Task instructions:
For each line in the data below that holds "date", return a copy.
* BEGIN Entries shown *
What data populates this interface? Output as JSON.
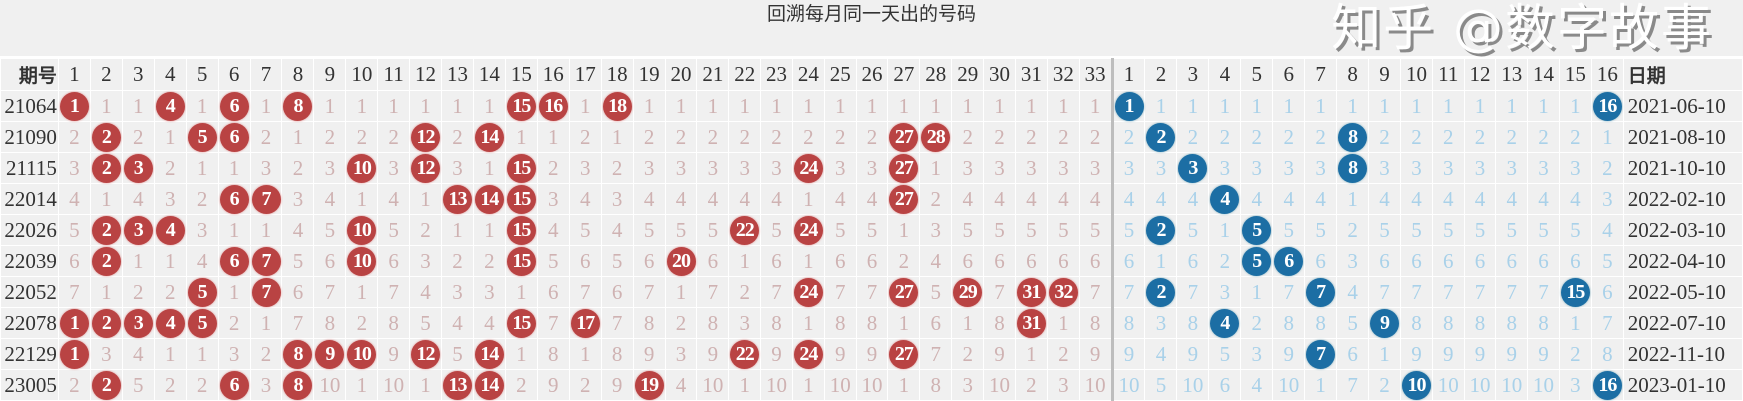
{
  "title": "回溯每月同一天出的号码",
  "header": {
    "issue": "期号",
    "date": "日期"
  },
  "red_columns": [
    1,
    2,
    3,
    4,
    5,
    6,
    7,
    8,
    9,
    10,
    11,
    12,
    13,
    14,
    15,
    16,
    17,
    18,
    19,
    20,
    21,
    22,
    23,
    24,
    25,
    26,
    27,
    28,
    29,
    30,
    31,
    32,
    33
  ],
  "blue_columns": [
    1,
    2,
    3,
    4,
    5,
    6,
    7,
    8,
    9,
    10,
    11,
    12,
    13,
    14,
    15,
    16
  ],
  "colors": {
    "red_ball": "#b94343",
    "blue_ball": "#1c6ea4",
    "red_miss": "#cfb2b2",
    "blue_miss": "#a9d1e9",
    "background": "#f0f0f0"
  },
  "rows": [
    {
      "issue": "21064",
      "date": "2021-06-10",
      "red": [
        1,
        1,
        1,
        4,
        1,
        6,
        1,
        8,
        1,
        1,
        1,
        1,
        1,
        1,
        15,
        16,
        1,
        18,
        1,
        1,
        1,
        1,
        1,
        1,
        1,
        1,
        1,
        1,
        1,
        1,
        1,
        1,
        1
      ],
      "blue": [
        1,
        1,
        1,
        1,
        1,
        1,
        1,
        1,
        1,
        1,
        1,
        1,
        1,
        1,
        1,
        16
      ]
    },
    {
      "issue": "21090",
      "date": "2021-08-10",
      "red": [
        2,
        2,
        2,
        1,
        5,
        6,
        2,
        1,
        2,
        2,
        2,
        12,
        2,
        14,
        1,
        1,
        2,
        1,
        2,
        2,
        2,
        2,
        2,
        2,
        2,
        2,
        27,
        28,
        2,
        2,
        2,
        2,
        2
      ],
      "blue": [
        2,
        2,
        2,
        2,
        2,
        2,
        2,
        8,
        2,
        2,
        2,
        2,
        2,
        2,
        2,
        1
      ]
    },
    {
      "issue": "21115",
      "date": "2021-10-10",
      "red": [
        3,
        2,
        3,
        2,
        1,
        1,
        3,
        2,
        3,
        10,
        3,
        12,
        3,
        1,
        15,
        2,
        3,
        2,
        3,
        3,
        3,
        3,
        3,
        24,
        3,
        3,
        27,
        1,
        3,
        3,
        3,
        3,
        3
      ],
      "blue": [
        3,
        3,
        3,
        3,
        3,
        3,
        3,
        8,
        3,
        3,
        3,
        3,
        3,
        3,
        3,
        2
      ]
    },
    {
      "issue": "22014",
      "date": "2022-02-10",
      "red": [
        4,
        1,
        4,
        3,
        2,
        6,
        7,
        3,
        4,
        1,
        4,
        1,
        13,
        14,
        15,
        3,
        4,
        3,
        4,
        4,
        4,
        4,
        4,
        1,
        4,
        4,
        27,
        2,
        4,
        4,
        4,
        4,
        4
      ],
      "blue": [
        4,
        4,
        4,
        4,
        4,
        4,
        4,
        1,
        4,
        4,
        4,
        4,
        4,
        4,
        4,
        3
      ]
    },
    {
      "issue": "22026",
      "date": "2022-03-10",
      "red": [
        5,
        2,
        3,
        4,
        3,
        1,
        1,
        4,
        5,
        10,
        5,
        2,
        1,
        1,
        15,
        4,
        5,
        4,
        5,
        5,
        5,
        22,
        5,
        24,
        5,
        5,
        1,
        3,
        5,
        5,
        5,
        5,
        5
      ],
      "blue": [
        5,
        2,
        5,
        1,
        5,
        5,
        5,
        2,
        5,
        5,
        5,
        5,
        5,
        5,
        5,
        4
      ]
    },
    {
      "issue": "22039",
      "date": "2022-04-10",
      "red": [
        6,
        2,
        1,
        1,
        4,
        6,
        7,
        5,
        6,
        10,
        6,
        3,
        2,
        2,
        15,
        5,
        6,
        5,
        6,
        20,
        6,
        1,
        6,
        1,
        6,
        6,
        2,
        4,
        6,
        6,
        6,
        6,
        6
      ],
      "blue": [
        6,
        1,
        6,
        2,
        5,
        6,
        6,
        3,
        6,
        6,
        6,
        6,
        6,
        6,
        6,
        5
      ]
    },
    {
      "issue": "22052",
      "date": "2022-05-10",
      "red": [
        7,
        1,
        2,
        2,
        5,
        1,
        7,
        6,
        7,
        1,
        7,
        4,
        3,
        3,
        1,
        6,
        7,
        6,
        7,
        1,
        7,
        2,
        7,
        24,
        7,
        7,
        27,
        5,
        29,
        7,
        31,
        32,
        7
      ],
      "blue": [
        7,
        2,
        7,
        3,
        1,
        7,
        7,
        4,
        7,
        7,
        7,
        7,
        7,
        7,
        15,
        6
      ]
    },
    {
      "issue": "22078",
      "date": "2022-07-10",
      "red": [
        1,
        2,
        3,
        4,
        5,
        2,
        1,
        7,
        8,
        2,
        8,
        5,
        4,
        4,
        15,
        7,
        17,
        7,
        8,
        2,
        8,
        3,
        8,
        1,
        8,
        8,
        1,
        6,
        1,
        8,
        31,
        1,
        8
      ],
      "blue": [
        8,
        3,
        8,
        4,
        2,
        8,
        8,
        5,
        9,
        8,
        8,
        8,
        8,
        8,
        1,
        7
      ]
    },
    {
      "issue": "22129",
      "date": "2022-11-10",
      "red": [
        1,
        3,
        4,
        1,
        1,
        3,
        2,
        8,
        9,
        10,
        9,
        12,
        5,
        14,
        1,
        8,
        1,
        8,
        9,
        3,
        9,
        22,
        9,
        24,
        9,
        9,
        27,
        7,
        2,
        9,
        1,
        2,
        9
      ],
      "blue": [
        9,
        4,
        9,
        5,
        3,
        9,
        7,
        6,
        1,
        9,
        9,
        9,
        9,
        9,
        2,
        8
      ]
    },
    {
      "issue": "23005",
      "date": "2023-01-10",
      "red": [
        2,
        2,
        5,
        2,
        2,
        6,
        3,
        8,
        10,
        1,
        10,
        1,
        13,
        14,
        2,
        9,
        2,
        9,
        19,
        4,
        10,
        1,
        10,
        1,
        10,
        10,
        1,
        8,
        3,
        10,
        2,
        3,
        10
      ],
      "blue": [
        10,
        5,
        10,
        6,
        4,
        10,
        1,
        7,
        2,
        10,
        10,
        10,
        10,
        10,
        3,
        16
      ]
    }
  ],
  "watermark": "知乎 @数字故事"
}
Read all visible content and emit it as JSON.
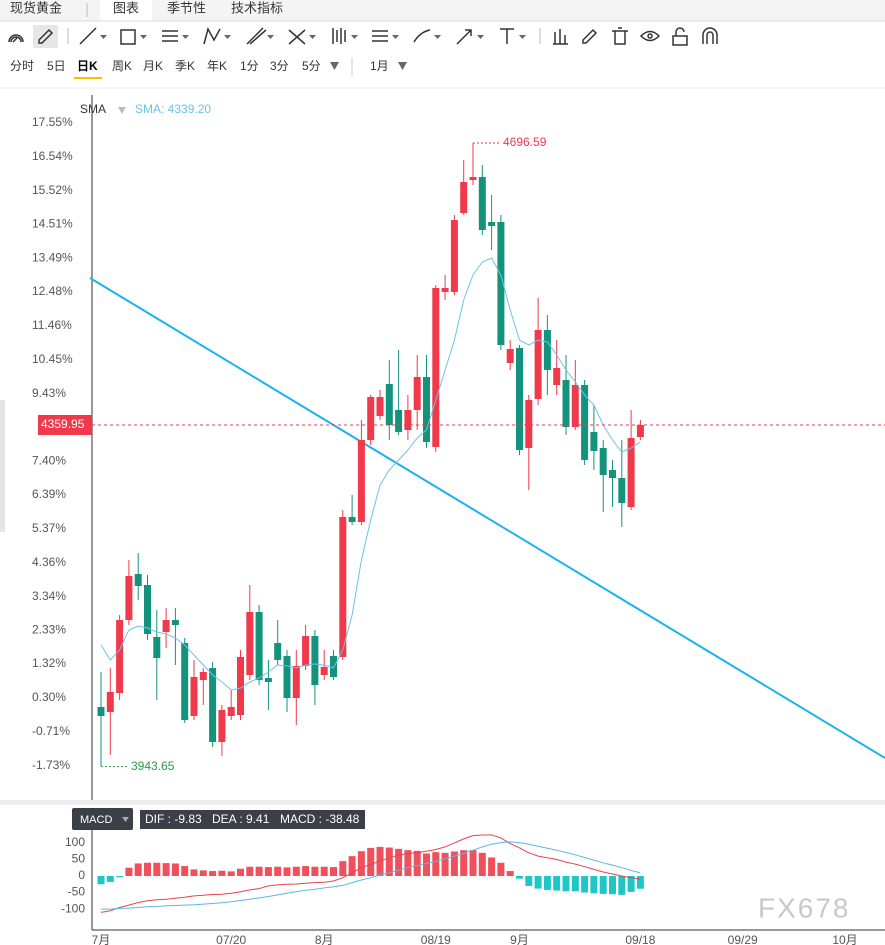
* END Entries shown *
In response:
    "date": "日期"
      "date": "2021-06-10",
      "date": "2021-08-10",
      "date": "2021-10-10",
      "date": "2022-02-10",
      "date": "2022-03-10",
      "date": "2022-04-10",
      "date": "2022-05-10",
      "date": "2022-07-10",
      "date": "2022-11-10",
      "date": "2023-01-10",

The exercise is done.